>>>>>

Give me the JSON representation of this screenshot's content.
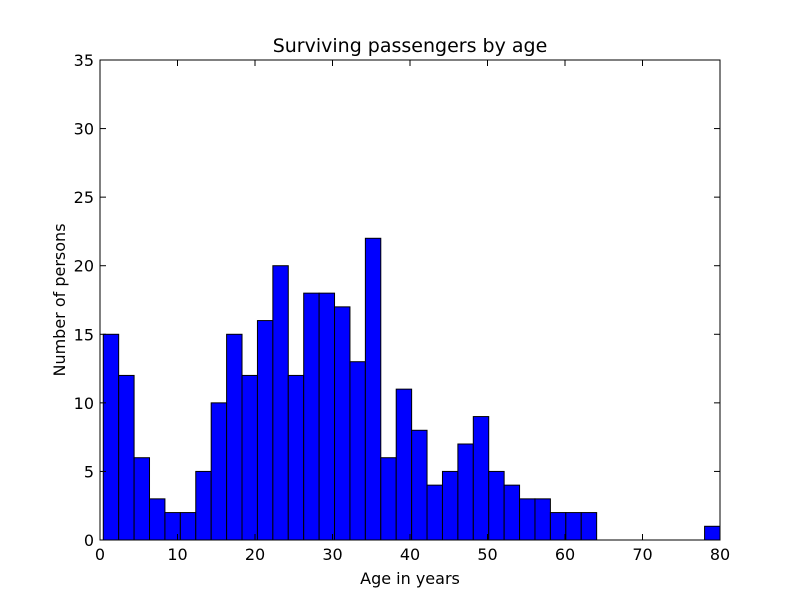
{
  "chart_data": {
    "type": "bar",
    "title": "Surviving passengers by age",
    "xlabel": "Age in years",
    "ylabel": "Number of persons",
    "xlim": [
      0,
      80
    ],
    "ylim": [
      0,
      35
    ],
    "xticks": [
      0,
      10,
      20,
      30,
      40,
      50,
      60,
      70,
      80
    ],
    "yticks": [
      0,
      5,
      10,
      15,
      20,
      25,
      30,
      35
    ],
    "bin_range": [
      0.42,
      80
    ],
    "bin_count": 40,
    "bar_color": "#0000ff",
    "edge_color": "#000000",
    "values": [
      15,
      12,
      6,
      3,
      2,
      2,
      5,
      10,
      15,
      12,
      16,
      20,
      12,
      18,
      18,
      17,
      13,
      22,
      6,
      11,
      8,
      4,
      5,
      7,
      9,
      5,
      4,
      3,
      3,
      2,
      2,
      2,
      0,
      0,
      0,
      0,
      0,
      0,
      0,
      1
    ]
  }
}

<<<<<

[REQUIRED TASK] Reproduce all entries without any change, and omit the pictures.

[THE OUTPUT]
Give me the JSON representation of this screenshot's content.
{
  "chart_data": {
    "type": "bar",
    "title": "Surviving passengers by age",
    "xlabel": "Age in years",
    "ylabel": "Number of persons",
    "xlim": [
      0,
      80
    ],
    "ylim": [
      0,
      35
    ],
    "xticks": [
      0,
      10,
      20,
      30,
      40,
      50,
      60,
      70,
      80
    ],
    "yticks": [
      0,
      5,
      10,
      15,
      20,
      25,
      30,
      35
    ],
    "bin_range": [
      0.42,
      80
    ],
    "bin_count": 40,
    "bar_color": "#0000ff",
    "edge_color": "#000000",
    "values": [
      15,
      12,
      6,
      3,
      2,
      2,
      5,
      10,
      15,
      12,
      16,
      20,
      12,
      18,
      18,
      17,
      13,
      22,
      6,
      11,
      8,
      4,
      5,
      7,
      9,
      5,
      4,
      3,
      3,
      2,
      2,
      2,
      0,
      0,
      0,
      0,
      0,
      0,
      0,
      1
    ]
  }
}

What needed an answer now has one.